Select every line holding the word "Federation" and copy it.

Record extracts
+-------+

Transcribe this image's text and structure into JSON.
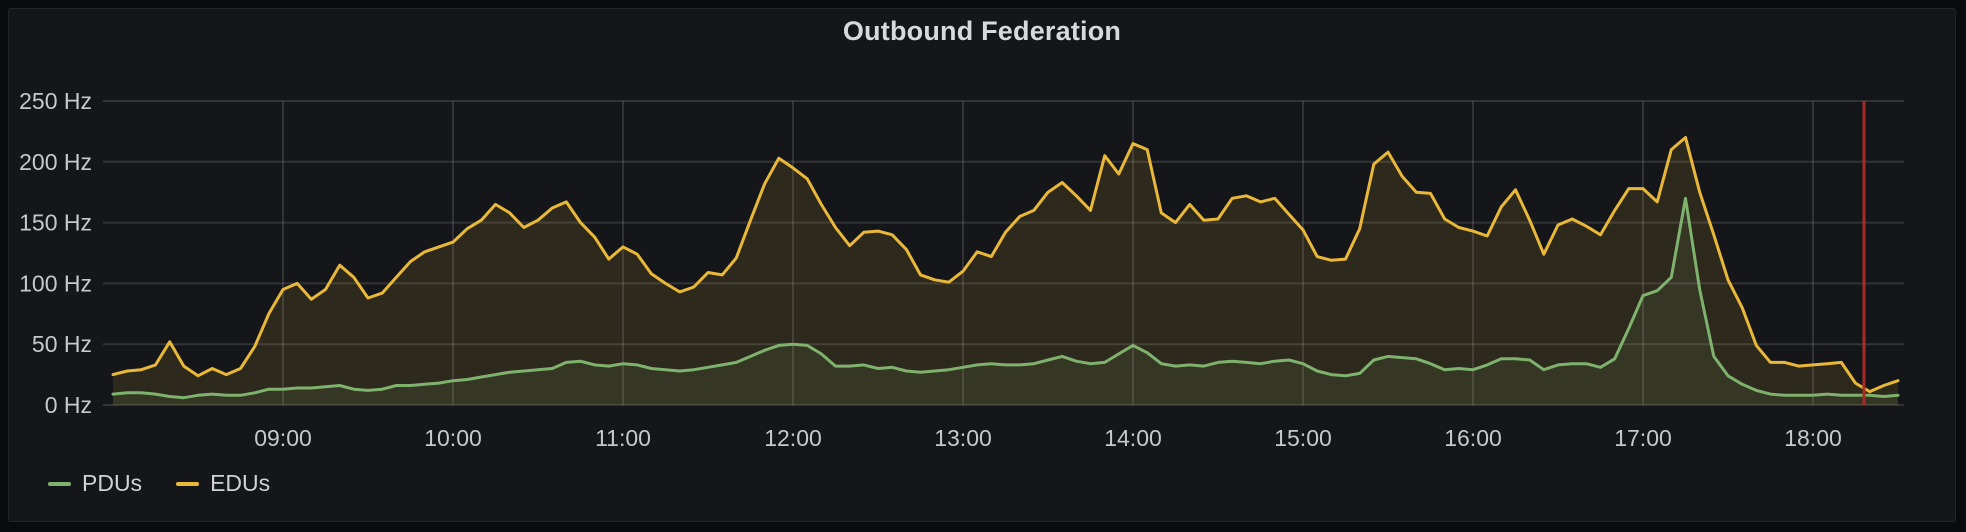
{
  "panel": {
    "title": "Outbound Federation"
  },
  "colors": {
    "page_background": "#0a0b0d",
    "panel_background": "#141619",
    "panel_border": "#23252b",
    "grid": "rgba(204,204,220,0.16)",
    "axis_text": "#c7c8cc",
    "title_text": "#d8d9da",
    "legend_text": "#d0d1d6",
    "pdus": "#7eb26d",
    "edus": "#eab839",
    "annotation": "#a92b28"
  },
  "chart_data": {
    "type": "line",
    "title": "Outbound Federation",
    "unit": "Hz",
    "grid": true,
    "legend_position": "bottom-left",
    "x_start": "08:00",
    "x_end": "18:30",
    "step_minutes": 5,
    "ylim": [
      0,
      250
    ],
    "y_ticks": [
      {
        "value": 0,
        "label": "0 Hz"
      },
      {
        "value": 50,
        "label": "50 Hz"
      },
      {
        "value": 100,
        "label": "100 Hz"
      },
      {
        "value": 150,
        "label": "150 Hz"
      },
      {
        "value": 200,
        "label": "200 Hz"
      },
      {
        "value": 250,
        "label": "250 Hz"
      }
    ],
    "x_ticks": [
      {
        "minutes": 60,
        "label": "09:00"
      },
      {
        "minutes": 120,
        "label": "10:00"
      },
      {
        "minutes": 180,
        "label": "11:00"
      },
      {
        "minutes": 240,
        "label": "12:00"
      },
      {
        "minutes": 300,
        "label": "13:00"
      },
      {
        "minutes": 360,
        "label": "14:00"
      },
      {
        "minutes": 420,
        "label": "15:00"
      },
      {
        "minutes": 480,
        "label": "16:00"
      },
      {
        "minutes": 540,
        "label": "17:00"
      },
      {
        "minutes": 600,
        "label": "18:00"
      }
    ],
    "annotation": {
      "time": "18:18",
      "minutes": 618,
      "color": "#a92b28"
    },
    "series": [
      {
        "name": "PDUs",
        "color": "#7eb26d",
        "fill_opacity": 0.1,
        "line_width": 3,
        "values": [
          9,
          10,
          10,
          9,
          7,
          6,
          8,
          9,
          8,
          8,
          10,
          13,
          13,
          14,
          14,
          15,
          16,
          13,
          12,
          13,
          16,
          16,
          17,
          18,
          20,
          21,
          23,
          25,
          27,
          28,
          29,
          30,
          35,
          36,
          33,
          32,
          34,
          33,
          30,
          29,
          28,
          29,
          31,
          33,
          35,
          40,
          45,
          49,
          50,
          49,
          42,
          32,
          32,
          33,
          30,
          31,
          28,
          27,
          28,
          29,
          31,
          33,
          34,
          33,
          33,
          34,
          37,
          40,
          36,
          34,
          35,
          42,
          49,
          43,
          34,
          32,
          33,
          32,
          35,
          36,
          35,
          34,
          36,
          37,
          34,
          28,
          25,
          24,
          26,
          37,
          40,
          39,
          38,
          34,
          29,
          30,
          29,
          33,
          38,
          38,
          37,
          29,
          33,
          34,
          34,
          31,
          38,
          63,
          90,
          94,
          105,
          170,
          95,
          40,
          24,
          17,
          12,
          9,
          8,
          8,
          8,
          9,
          8,
          8,
          8,
          7,
          8
        ]
      },
      {
        "name": "EDUs",
        "color": "#eab839",
        "fill_opacity": 0.12,
        "line_width": 3,
        "values": [
          25,
          28,
          29,
          33,
          52,
          32,
          24,
          30,
          25,
          30,
          48,
          75,
          95,
          100,
          87,
          95,
          115,
          105,
          88,
          92,
          105,
          118,
          126,
          130,
          134,
          145,
          152,
          165,
          158,
          146,
          152,
          162,
          167,
          150,
          138,
          120,
          130,
          124,
          108,
          100,
          93,
          97,
          109,
          107,
          121,
          152,
          182,
          203,
          195,
          186,
          165,
          146,
          131,
          142,
          143,
          140,
          128,
          107,
          103,
          101,
          110,
          126,
          122,
          142,
          155,
          160,
          175,
          183,
          172,
          160,
          205,
          190,
          215,
          210,
          158,
          150,
          165,
          152,
          153,
          170,
          172,
          167,
          170,
          157,
          144,
          122,
          119,
          120,
          145,
          198,
          208,
          188,
          175,
          174,
          153,
          146,
          143,
          139,
          163,
          177,
          152,
          124,
          148,
          153,
          147,
          140,
          160,
          178,
          178,
          167,
          210,
          220,
          175,
          140,
          103,
          80,
          49,
          35,
          35,
          32,
          33,
          34,
          35,
          18,
          11,
          16,
          20
        ]
      }
    ]
  }
}
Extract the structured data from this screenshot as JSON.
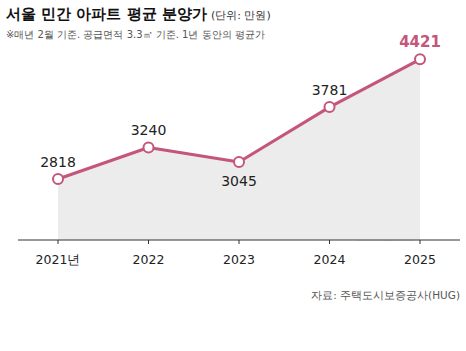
{
  "chart_data": {
    "type": "line",
    "title": "서울 민간 아파트 평균 분양가",
    "subtitle": "(단위: 만원)",
    "annotations": [
      "※매년 2월 기준. 공급면적 3.3㎡ 기준. 1년 동안의 평균가"
    ],
    "source": "자료: 주택도시보증공사(HUG)",
    "categories": [
      "2021년",
      "2022",
      "2023",
      "2024",
      "2025"
    ],
    "values": [
      2818,
      3240,
      3045,
      3781,
      4421
    ],
    "color": "#c4557b",
    "marker": "circle",
    "ylim": [
      2000,
      4600
    ],
    "grid": false,
    "data_labels": true,
    "tick_labels": "x"
  }
}
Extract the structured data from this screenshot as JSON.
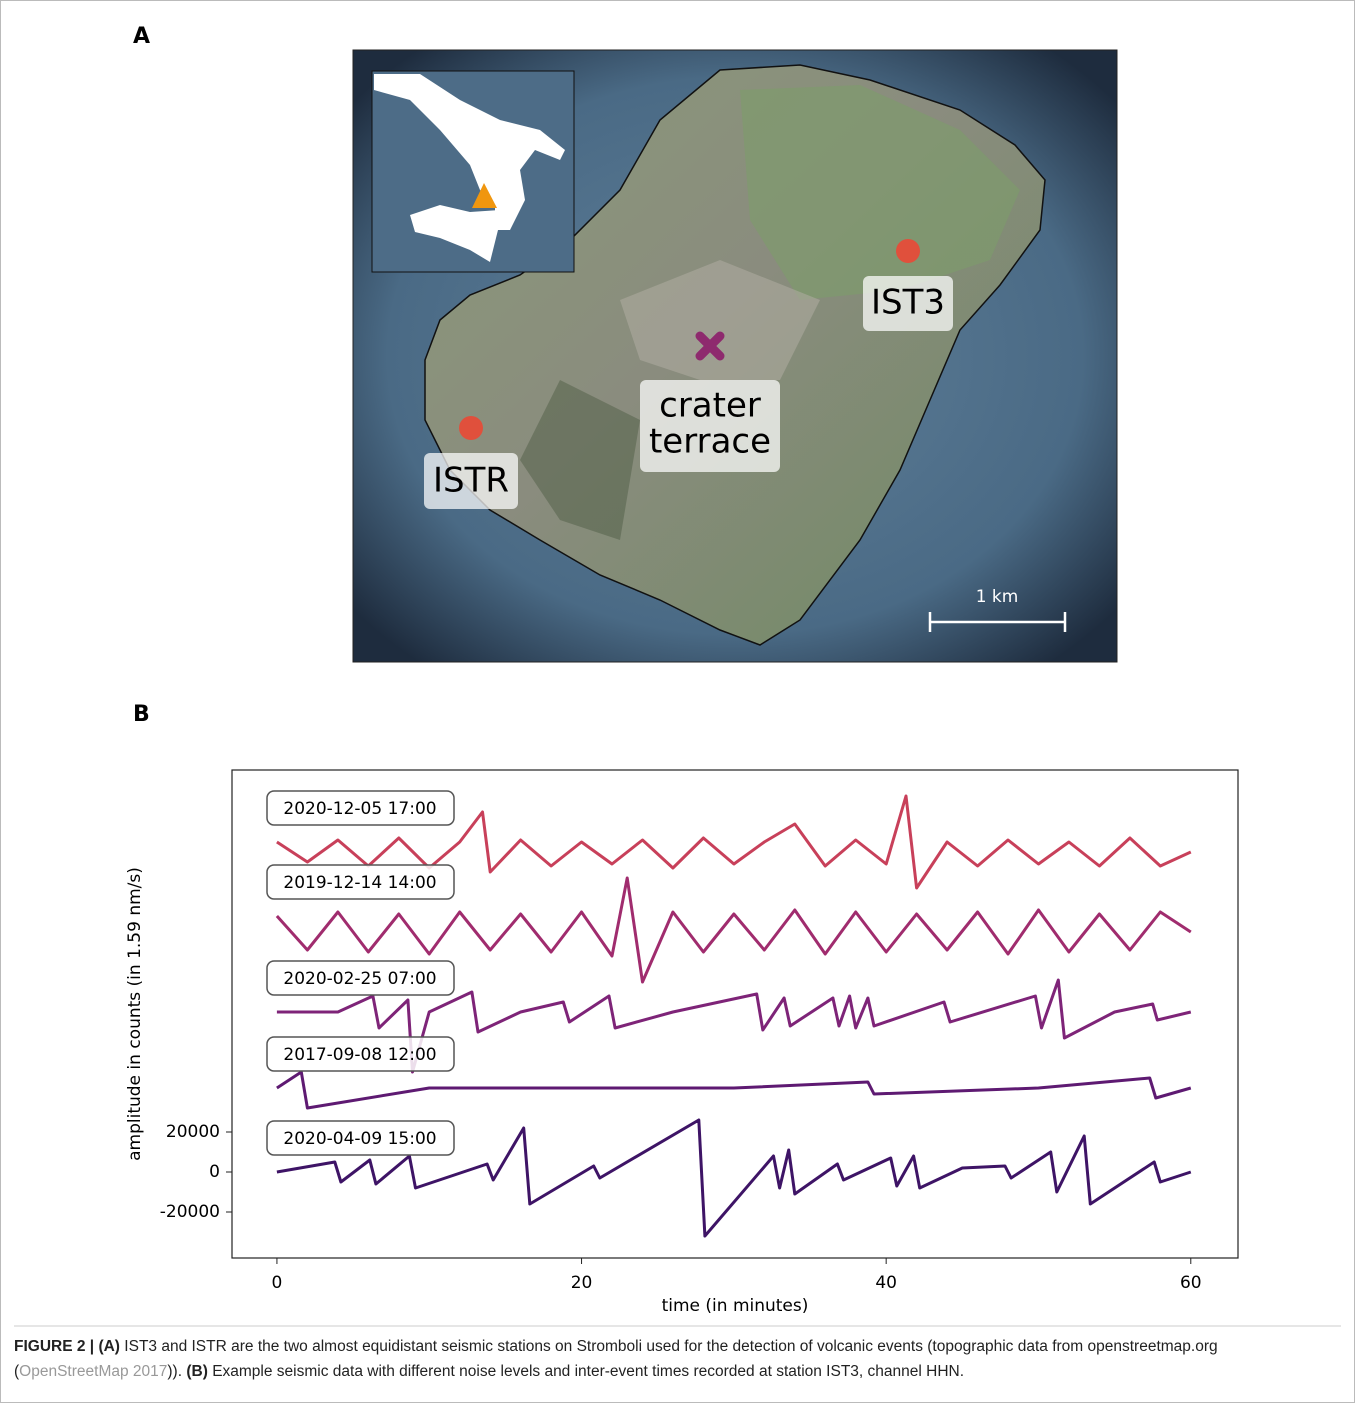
{
  "panel_a": {
    "label": "A",
    "stations": [
      {
        "name": "IST3"
      },
      {
        "name": "ISTR"
      }
    ],
    "crater_lines": [
      "crater",
      "terrace"
    ],
    "scale": "1 km"
  },
  "panel_b": {
    "label": "B"
  },
  "chart_data": {
    "type": "line",
    "xlabel": "time (in minutes)",
    "ylabel": "amplitude in counts (in 1.59 nm/s)",
    "xlim": [
      -2.95,
      63.1
    ],
    "xticks": [
      0,
      20,
      40,
      60
    ],
    "ylim": [
      -43000,
      201000
    ],
    "yticks": [
      -20000,
      0,
      20000
    ],
    "series": [
      {
        "name": "2020-12-05 17:00",
        "color": "#c8405a",
        "x": [
          0,
          2,
          4,
          6,
          8,
          10,
          12,
          13.5,
          14,
          16,
          18,
          20,
          22,
          24,
          26,
          28,
          30,
          32,
          34,
          36,
          38,
          40,
          41.3,
          42,
          44,
          46,
          48,
          50,
          52,
          54,
          56,
          58,
          60
        ],
        "values": [
          165000,
          155000,
          166000,
          153000,
          167000,
          152000,
          165000,
          180000,
          150000,
          166000,
          153000,
          165000,
          154000,
          166000,
          152000,
          167000,
          154000,
          165000,
          174000,
          153000,
          166000,
          154000,
          188000,
          142000,
          165000,
          153000,
          166000,
          154000,
          165000,
          153000,
          167000,
          153000,
          160000
        ]
      },
      {
        "name": "2019-12-14 14:00",
        "color": "#a02c6e",
        "x": [
          0,
          2,
          4,
          6,
          8,
          10,
          12,
          14,
          16,
          18,
          20,
          22,
          23,
          24,
          26,
          28,
          30,
          32,
          34,
          36,
          38,
          40,
          42,
          44,
          46,
          48,
          50,
          52,
          54,
          56,
          58,
          60
        ],
        "values": [
          128000,
          111000,
          130000,
          110000,
          129000,
          109000,
          130000,
          111000,
          129000,
          110000,
          130000,
          108000,
          147000,
          95000,
          130000,
          110000,
          129000,
          111000,
          131000,
          109000,
          130000,
          110000,
          129000,
          111000,
          130000,
          109000,
          131000,
          110000,
          129000,
          111000,
          130000,
          120000
        ]
      },
      {
        "name": "2020-02-25 07:00",
        "color": "#7e2478",
        "x": [
          0,
          4,
          6.3,
          6.7,
          8.6,
          8.9,
          10,
          12.8,
          13.2,
          16,
          18.8,
          19.2,
          21.8,
          22.2,
          26,
          31.5,
          31.9,
          33.3,
          33.7,
          36.5,
          36.9,
          37.6,
          38,
          38.8,
          39.2,
          43.8,
          44.2,
          49.8,
          50.2,
          51.3,
          51.7,
          55,
          57.5,
          57.8,
          60
        ],
        "values": [
          80000,
          80000,
          88000,
          72000,
          86000,
          50000,
          80000,
          90000,
          70000,
          80000,
          85000,
          75000,
          88000,
          72000,
          80000,
          89000,
          71000,
          87000,
          73000,
          87000,
          73000,
          88000,
          72000,
          87000,
          73000,
          85000,
          75000,
          88000,
          72000,
          96000,
          67000,
          80000,
          84000,
          76000,
          80000
        ]
      },
      {
        "name": "2017-09-08 12:00",
        "color": "#5e1a72",
        "x": [
          0,
          1.6,
          2,
          10,
          20,
          30,
          38.8,
          39.2,
          50,
          57.3,
          57.7,
          60
        ],
        "values": [
          42000,
          50000,
          32000,
          42000,
          42000,
          42000,
          45000,
          39000,
          42000,
          47000,
          37000,
          42000
        ]
      },
      {
        "name": "2020-04-09 15:00",
        "color": "#3e1466",
        "x": [
          0,
          3.8,
          4.2,
          6.1,
          6.5,
          8.7,
          9.1,
          13.8,
          14.2,
          16.2,
          16.6,
          20.8,
          21.2,
          27.7,
          28.1,
          32.6,
          33,
          33.6,
          34,
          36.8,
          37.2,
          40.3,
          40.7,
          41.8,
          42.2,
          45,
          47.8,
          48.2,
          50.8,
          51.2,
          53,
          53.4,
          57.6,
          58,
          60
        ],
        "values": [
          0,
          5000,
          -5000,
          6000,
          -6000,
          8000,
          -8000,
          4000,
          -4000,
          22000,
          -16000,
          3000,
          -3000,
          26000,
          -32000,
          8000,
          -8000,
          11000,
          -11000,
          4000,
          -4000,
          7000,
          -7000,
          8000,
          -8000,
          2000,
          3000,
          -3000,
          10000,
          -10000,
          18000,
          -16000,
          5000,
          -5000,
          0
        ]
      }
    ]
  },
  "caption": {
    "label": "FIGURE 2 |",
    "a_label": "(A)",
    "a_text": "IST3 and ISTR are the two almost equidistant seismic stations on Stromboli used for the detection of volcanic events (topographic data from openstreetmap.org (",
    "a_ref": "OpenStreetMap 2017",
    "a_end": ")).",
    "b_label": "(B)",
    "b_text": "Example seismic data with different noise levels and inter-event times recorded at station IST3, channel HHN."
  }
}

+-------+

The response
    "title": "Outbound Federation"
    "title": "Outbound Federation",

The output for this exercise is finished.